▶ The exercise: Where a line contains the word "this", copy that line in full.

[Start of Items]

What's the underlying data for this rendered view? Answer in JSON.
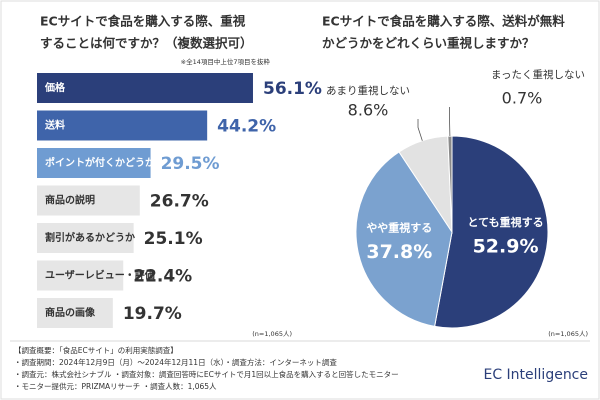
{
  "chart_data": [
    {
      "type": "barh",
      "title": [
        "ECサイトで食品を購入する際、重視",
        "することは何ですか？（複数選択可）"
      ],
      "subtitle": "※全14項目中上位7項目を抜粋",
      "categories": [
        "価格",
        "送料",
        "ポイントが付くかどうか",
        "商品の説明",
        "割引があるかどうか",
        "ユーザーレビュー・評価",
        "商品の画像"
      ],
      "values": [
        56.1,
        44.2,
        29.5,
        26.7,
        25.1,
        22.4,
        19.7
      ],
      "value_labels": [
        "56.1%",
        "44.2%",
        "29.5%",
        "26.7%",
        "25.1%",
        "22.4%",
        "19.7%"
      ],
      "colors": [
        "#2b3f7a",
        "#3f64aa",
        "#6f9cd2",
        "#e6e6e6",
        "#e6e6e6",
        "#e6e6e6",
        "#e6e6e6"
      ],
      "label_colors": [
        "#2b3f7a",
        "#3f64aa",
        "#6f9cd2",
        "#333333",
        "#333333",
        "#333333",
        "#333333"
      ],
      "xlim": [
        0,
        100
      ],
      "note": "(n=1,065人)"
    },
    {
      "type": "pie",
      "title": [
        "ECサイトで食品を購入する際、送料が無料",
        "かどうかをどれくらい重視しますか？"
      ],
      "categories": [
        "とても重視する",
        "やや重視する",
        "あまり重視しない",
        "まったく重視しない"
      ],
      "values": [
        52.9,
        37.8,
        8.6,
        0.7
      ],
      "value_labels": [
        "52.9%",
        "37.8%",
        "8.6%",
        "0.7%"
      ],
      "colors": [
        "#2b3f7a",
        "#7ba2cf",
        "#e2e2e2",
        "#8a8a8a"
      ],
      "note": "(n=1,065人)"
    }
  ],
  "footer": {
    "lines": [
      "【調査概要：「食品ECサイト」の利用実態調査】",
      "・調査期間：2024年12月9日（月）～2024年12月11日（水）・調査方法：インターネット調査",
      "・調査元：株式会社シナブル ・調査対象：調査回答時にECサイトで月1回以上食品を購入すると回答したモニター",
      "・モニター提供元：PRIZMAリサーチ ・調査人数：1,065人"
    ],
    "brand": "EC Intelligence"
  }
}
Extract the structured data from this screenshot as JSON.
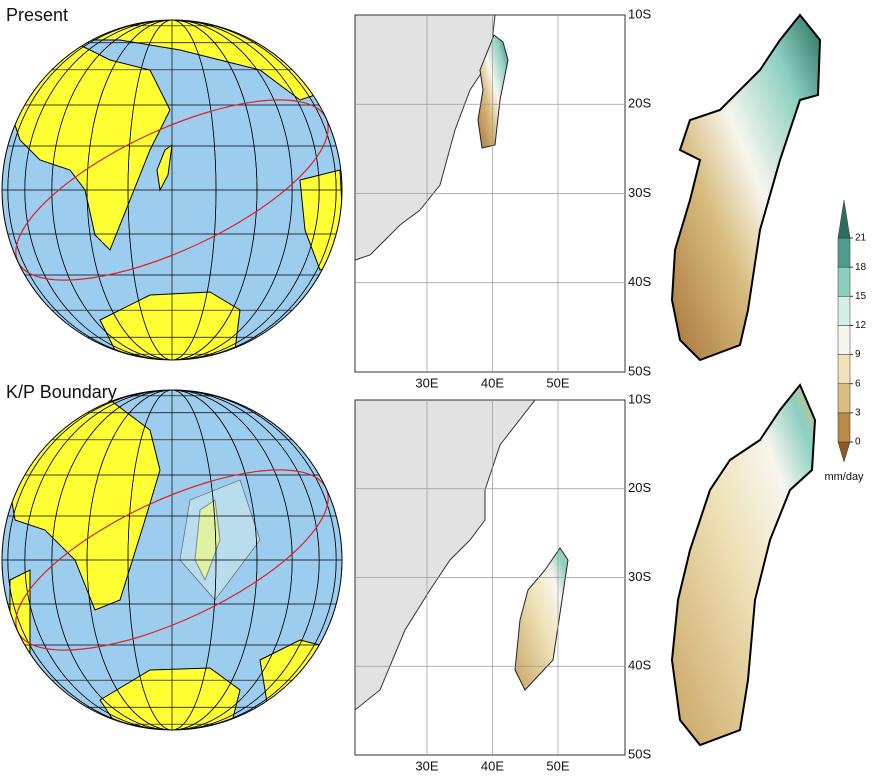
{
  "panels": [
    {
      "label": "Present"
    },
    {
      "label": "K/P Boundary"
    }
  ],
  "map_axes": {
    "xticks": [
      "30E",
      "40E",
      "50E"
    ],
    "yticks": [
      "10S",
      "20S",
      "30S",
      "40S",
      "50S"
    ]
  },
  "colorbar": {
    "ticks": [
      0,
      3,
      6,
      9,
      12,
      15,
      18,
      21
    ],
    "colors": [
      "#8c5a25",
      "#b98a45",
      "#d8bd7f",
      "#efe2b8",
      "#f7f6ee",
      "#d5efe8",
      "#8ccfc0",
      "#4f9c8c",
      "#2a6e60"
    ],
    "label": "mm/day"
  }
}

[End of Items]

▶ Exercise response:
What's the underlying data for this rendered view? Answer in JSON.
Extract the structured data from this screenshot as JSON.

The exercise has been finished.